_INSTRUCTIONS TO FOLLOW_:
In the records below, pick out all lines containing the word "name".

Recorded data
>> start

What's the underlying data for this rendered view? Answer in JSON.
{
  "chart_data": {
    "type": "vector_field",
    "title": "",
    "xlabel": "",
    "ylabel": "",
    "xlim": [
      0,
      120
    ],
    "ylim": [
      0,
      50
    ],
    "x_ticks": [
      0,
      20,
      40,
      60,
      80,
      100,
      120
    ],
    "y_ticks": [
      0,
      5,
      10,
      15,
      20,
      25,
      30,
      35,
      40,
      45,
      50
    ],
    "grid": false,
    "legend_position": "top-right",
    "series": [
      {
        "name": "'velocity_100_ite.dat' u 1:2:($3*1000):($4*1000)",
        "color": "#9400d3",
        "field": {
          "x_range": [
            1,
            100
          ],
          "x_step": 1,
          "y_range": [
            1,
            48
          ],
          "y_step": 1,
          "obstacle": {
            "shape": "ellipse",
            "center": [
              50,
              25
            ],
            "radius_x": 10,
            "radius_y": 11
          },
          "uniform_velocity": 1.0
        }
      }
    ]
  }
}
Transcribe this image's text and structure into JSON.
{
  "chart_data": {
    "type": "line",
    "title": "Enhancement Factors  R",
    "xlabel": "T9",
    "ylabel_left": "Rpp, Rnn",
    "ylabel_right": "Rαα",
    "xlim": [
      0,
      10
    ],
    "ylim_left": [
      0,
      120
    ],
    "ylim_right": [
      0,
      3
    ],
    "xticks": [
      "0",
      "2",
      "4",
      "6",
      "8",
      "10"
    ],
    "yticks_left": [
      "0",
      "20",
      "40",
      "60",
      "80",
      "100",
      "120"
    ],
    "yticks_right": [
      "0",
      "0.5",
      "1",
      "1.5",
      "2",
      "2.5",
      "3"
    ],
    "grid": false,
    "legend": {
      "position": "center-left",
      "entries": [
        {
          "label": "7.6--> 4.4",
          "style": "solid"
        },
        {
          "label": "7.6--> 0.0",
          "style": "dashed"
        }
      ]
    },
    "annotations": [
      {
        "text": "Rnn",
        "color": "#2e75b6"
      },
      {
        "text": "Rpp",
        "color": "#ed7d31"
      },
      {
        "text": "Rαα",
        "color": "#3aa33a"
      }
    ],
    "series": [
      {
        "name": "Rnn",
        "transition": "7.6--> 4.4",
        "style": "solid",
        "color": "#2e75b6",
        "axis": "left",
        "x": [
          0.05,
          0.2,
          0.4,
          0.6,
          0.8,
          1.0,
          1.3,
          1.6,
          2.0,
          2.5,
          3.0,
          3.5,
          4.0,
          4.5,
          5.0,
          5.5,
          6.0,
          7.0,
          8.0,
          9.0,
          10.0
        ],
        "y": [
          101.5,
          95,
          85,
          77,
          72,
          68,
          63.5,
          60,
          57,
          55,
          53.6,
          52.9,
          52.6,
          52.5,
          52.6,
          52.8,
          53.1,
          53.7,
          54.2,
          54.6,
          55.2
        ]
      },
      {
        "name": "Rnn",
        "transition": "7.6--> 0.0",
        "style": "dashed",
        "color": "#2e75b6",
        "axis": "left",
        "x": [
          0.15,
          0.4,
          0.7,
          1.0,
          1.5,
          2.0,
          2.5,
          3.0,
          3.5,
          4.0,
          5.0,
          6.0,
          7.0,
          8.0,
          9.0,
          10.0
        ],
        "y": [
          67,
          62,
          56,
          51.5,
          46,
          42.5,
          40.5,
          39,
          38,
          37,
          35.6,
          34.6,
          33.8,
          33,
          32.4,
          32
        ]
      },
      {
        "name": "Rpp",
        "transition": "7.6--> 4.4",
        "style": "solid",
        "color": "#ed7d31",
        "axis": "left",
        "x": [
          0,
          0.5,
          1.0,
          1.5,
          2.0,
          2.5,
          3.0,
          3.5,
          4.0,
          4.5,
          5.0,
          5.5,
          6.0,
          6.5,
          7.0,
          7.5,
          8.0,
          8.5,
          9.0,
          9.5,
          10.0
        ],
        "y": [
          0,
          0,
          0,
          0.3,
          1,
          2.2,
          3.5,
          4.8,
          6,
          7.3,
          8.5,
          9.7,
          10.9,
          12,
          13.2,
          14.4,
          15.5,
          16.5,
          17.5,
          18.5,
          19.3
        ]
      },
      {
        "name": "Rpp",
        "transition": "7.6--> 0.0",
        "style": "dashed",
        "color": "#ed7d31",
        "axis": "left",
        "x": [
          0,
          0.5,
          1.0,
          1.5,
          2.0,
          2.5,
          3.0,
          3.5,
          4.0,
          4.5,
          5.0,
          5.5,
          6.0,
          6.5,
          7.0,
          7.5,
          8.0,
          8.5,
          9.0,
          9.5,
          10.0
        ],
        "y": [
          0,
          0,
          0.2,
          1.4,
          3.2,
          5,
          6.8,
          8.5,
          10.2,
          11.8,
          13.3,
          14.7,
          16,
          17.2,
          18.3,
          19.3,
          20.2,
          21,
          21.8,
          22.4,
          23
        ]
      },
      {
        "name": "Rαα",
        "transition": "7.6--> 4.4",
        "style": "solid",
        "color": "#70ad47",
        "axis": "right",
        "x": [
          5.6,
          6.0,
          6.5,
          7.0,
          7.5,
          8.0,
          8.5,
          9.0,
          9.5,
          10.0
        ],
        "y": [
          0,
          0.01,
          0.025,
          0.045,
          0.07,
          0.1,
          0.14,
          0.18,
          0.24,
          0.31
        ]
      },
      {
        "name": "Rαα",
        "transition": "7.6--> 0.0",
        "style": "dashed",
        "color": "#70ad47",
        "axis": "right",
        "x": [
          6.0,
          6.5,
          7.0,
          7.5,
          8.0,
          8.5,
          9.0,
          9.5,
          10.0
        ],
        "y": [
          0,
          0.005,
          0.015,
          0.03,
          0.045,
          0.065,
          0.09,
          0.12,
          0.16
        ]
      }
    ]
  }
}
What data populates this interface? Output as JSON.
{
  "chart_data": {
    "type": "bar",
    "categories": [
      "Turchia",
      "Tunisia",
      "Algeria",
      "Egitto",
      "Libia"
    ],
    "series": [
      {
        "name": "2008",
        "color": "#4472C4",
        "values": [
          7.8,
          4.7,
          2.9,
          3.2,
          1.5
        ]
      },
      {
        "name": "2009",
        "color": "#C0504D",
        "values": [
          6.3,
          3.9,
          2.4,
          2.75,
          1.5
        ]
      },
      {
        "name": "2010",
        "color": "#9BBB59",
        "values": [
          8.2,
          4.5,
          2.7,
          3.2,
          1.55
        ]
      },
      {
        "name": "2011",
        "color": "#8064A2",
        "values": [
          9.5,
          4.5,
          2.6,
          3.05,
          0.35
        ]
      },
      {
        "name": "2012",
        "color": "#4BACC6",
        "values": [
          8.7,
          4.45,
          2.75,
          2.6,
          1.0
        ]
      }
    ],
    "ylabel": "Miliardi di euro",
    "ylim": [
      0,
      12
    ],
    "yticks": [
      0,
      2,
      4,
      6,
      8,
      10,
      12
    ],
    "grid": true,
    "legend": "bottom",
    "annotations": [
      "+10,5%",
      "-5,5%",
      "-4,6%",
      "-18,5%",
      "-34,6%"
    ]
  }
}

>> end

_OUTPUT FOR THIS EXERCISE_:
        "name": "'velocity_100_ite.dat' u 1:2:($3*1000):($4*1000)",
        "name": "Rnn",
        "name": "Rnn",
        "name": "Rpp",
        "name": "Rpp",
        "name": "Rαα",
        "name": "Rαα",
        "name": "2008",
        "name": "2009",
        "name": "2010",
        "name": "2011",
        "name": "2012",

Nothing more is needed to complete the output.